DOB, marital status, number of children - not relevant so miss them off.

JamieOliveOil Sun 21-Apr-13 10:26:12

After being made redundant recently, I needed to write my CV. I googled and found Dayjob.com and they have loads of examples of mock CVs for every industry. I created my CV using the layout from one of the examples and content from a few whilst, obviously, using my personal details, skills and experience.

Anyway, I found that for jobs that required a CV and covering letter, I'd tweek my CV aimed at each individual vacancy, using the personal spec and job descriptions.

I think it worked as I've just got a job!

ExRatty Sun 21-Apr-13 10:53:40

No DOB. Not relevant.

TheChimpParadox Sun 21-Apr-13 12:25:38

In preparing my CV I was kindly given some friends/DH colleagues CV's to look at - none of them had DOB - we are all in our 40's and have nearly 30 yrs each of work behind us.

OliviaMumsnet (MNHQ) Sun 21-Apr-13 12:39:46

TheChimpParadox

Have a look at the 'Going back to Work ' topic - a few threads on there about CV.

we are going to move this there now
best of luck with the search op

Seems the DOB thing is not a hang up for most people. I prefer seeing it, so maybe I have ishoos!

Waswondering Sun 21-Apr-13 15:05:39

Interesting .... We advise no DOB on CVs - as age discrimination legislation means a candidates' age should not impact on the decision to recruit .... And yes, they can work out from your schooling roughly how old you are ....

**PROBLEM TO SOLVE:** Carry on the forum thread about whether a CV should include date of birth, starting after its last post.

Document layout analysis data:
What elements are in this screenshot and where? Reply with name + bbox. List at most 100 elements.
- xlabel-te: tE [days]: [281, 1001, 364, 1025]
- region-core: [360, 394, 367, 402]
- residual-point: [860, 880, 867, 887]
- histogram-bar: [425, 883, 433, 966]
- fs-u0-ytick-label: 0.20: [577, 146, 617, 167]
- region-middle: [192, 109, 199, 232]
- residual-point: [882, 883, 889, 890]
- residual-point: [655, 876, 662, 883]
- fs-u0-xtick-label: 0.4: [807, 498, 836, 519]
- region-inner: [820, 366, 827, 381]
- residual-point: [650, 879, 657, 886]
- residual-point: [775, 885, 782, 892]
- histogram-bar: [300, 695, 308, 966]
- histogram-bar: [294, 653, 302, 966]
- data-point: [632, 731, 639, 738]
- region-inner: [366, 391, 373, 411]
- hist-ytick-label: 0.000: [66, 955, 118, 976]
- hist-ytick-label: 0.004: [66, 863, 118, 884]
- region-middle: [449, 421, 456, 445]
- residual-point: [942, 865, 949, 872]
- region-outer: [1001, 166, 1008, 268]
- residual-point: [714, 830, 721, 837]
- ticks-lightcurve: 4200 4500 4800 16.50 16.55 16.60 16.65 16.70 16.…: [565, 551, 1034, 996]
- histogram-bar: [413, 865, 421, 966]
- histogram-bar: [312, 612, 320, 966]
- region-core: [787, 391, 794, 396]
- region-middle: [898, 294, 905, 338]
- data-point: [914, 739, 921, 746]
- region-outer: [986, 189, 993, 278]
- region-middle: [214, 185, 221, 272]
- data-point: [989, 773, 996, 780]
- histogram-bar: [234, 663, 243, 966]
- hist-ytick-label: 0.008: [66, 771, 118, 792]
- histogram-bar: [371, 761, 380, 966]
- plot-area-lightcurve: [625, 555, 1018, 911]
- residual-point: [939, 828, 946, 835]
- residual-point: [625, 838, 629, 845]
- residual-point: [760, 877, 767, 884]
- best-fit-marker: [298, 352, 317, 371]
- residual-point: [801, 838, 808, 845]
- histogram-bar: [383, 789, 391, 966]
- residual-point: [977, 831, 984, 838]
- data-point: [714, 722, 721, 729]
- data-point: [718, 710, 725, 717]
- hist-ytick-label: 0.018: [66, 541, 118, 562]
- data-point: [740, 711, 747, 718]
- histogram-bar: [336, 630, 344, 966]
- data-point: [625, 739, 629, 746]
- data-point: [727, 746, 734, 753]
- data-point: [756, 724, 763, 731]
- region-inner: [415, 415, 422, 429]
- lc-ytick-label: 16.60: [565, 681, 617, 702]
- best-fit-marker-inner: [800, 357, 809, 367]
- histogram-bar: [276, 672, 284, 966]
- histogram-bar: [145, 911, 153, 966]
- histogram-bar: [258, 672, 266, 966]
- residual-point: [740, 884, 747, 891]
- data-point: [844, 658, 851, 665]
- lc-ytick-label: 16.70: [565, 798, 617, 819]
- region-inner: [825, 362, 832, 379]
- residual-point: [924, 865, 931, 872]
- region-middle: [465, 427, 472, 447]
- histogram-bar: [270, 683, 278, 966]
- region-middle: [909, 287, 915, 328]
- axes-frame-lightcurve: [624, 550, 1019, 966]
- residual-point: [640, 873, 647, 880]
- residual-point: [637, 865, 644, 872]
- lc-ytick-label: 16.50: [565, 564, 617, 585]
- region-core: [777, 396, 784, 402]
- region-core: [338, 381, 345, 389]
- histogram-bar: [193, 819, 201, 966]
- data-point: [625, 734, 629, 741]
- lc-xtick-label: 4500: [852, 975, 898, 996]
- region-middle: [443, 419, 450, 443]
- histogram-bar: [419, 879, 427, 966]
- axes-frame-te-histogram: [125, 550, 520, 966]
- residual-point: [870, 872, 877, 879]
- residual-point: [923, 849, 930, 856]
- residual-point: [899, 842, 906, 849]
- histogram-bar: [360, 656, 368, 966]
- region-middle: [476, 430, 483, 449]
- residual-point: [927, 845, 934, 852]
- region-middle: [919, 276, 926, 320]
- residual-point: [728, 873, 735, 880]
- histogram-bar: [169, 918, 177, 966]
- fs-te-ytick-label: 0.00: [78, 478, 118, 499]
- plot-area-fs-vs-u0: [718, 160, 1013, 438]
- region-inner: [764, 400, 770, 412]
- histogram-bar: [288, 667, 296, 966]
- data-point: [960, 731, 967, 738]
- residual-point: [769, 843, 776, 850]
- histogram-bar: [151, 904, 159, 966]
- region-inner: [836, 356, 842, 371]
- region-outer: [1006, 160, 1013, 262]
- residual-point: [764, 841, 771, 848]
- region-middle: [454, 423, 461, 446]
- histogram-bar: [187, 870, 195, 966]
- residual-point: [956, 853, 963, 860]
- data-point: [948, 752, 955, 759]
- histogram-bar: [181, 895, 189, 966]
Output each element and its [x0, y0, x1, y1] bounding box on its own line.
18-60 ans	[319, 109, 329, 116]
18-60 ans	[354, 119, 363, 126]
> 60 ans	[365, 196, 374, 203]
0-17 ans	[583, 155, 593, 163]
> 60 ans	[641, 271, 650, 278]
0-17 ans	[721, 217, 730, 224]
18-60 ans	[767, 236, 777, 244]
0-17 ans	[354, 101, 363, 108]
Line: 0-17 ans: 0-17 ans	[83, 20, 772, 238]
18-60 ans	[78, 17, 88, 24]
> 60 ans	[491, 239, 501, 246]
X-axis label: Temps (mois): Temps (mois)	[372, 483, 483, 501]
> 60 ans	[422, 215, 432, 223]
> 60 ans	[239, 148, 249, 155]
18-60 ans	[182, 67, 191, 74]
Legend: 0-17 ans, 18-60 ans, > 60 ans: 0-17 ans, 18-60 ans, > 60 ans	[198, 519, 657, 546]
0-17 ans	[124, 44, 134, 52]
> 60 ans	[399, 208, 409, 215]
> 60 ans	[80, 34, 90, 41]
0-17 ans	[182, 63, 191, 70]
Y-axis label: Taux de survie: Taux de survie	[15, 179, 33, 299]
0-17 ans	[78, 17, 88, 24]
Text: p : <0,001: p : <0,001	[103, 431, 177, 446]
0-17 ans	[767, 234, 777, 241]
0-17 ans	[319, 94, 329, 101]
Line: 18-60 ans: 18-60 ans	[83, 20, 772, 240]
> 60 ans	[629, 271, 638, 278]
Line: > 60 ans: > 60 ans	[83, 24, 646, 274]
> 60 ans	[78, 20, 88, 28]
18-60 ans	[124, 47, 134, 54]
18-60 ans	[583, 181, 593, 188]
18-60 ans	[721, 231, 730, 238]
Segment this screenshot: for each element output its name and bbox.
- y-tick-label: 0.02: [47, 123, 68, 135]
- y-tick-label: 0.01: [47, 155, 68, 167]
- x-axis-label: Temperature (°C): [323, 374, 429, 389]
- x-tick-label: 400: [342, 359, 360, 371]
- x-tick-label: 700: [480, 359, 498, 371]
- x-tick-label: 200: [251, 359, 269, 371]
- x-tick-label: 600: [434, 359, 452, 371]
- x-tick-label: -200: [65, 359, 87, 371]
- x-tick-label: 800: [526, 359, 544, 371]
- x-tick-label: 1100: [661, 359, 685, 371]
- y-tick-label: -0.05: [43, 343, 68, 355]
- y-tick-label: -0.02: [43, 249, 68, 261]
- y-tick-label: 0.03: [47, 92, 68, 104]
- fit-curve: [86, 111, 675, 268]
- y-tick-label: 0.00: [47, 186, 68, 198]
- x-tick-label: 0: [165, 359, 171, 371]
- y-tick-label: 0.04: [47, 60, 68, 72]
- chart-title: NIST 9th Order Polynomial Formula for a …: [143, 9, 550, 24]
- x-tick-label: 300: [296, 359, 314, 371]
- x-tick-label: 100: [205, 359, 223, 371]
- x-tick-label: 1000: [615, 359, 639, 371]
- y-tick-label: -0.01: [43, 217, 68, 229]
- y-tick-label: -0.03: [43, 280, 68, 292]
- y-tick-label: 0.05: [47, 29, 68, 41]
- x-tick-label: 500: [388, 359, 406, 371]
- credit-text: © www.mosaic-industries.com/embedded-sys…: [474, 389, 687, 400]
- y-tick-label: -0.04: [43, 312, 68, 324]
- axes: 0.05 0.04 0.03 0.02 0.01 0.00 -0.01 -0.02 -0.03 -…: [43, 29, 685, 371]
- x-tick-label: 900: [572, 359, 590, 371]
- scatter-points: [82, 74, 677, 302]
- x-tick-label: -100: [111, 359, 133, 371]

**WRITTEN ANSWER:**
lljkk Sun 21-Apr-13 17:47:11

EduCated I would have thought the simpler version of experience was better, and that it was obvious what skills candidate would need to have or to develop to do the jobs competently so why have to list them. But you seem to be saying that you prefer:

Experience: what it taught/what skills were gained from it

right?

If it's true that most recruiters view 99% of CV content as lies I just do not know what does look worthy enough.

Problem with DOB is I think it's used (illegally or not doesn't matter) to filter out too quickly.

Broodzilla Sun 21-Apr-13 17:51:35

save it as a PDF to avoid formatting issues. smile

EduCated Sun 21-Apr-13 17:57:50

We prefer to know what you've learnt. I've been looking at CVs for two entirely different jobs this week. We basically wanted a ticklist of the person spec with examples. This is especially relevant for us where the candidates almost always don't have direct experience for the role.

The ones which were just a list of what they did were classed as 'not enough evidence'. Obviously more skilled things, this does count. <Sorry, finding it hard to explain in writing!>

E.g.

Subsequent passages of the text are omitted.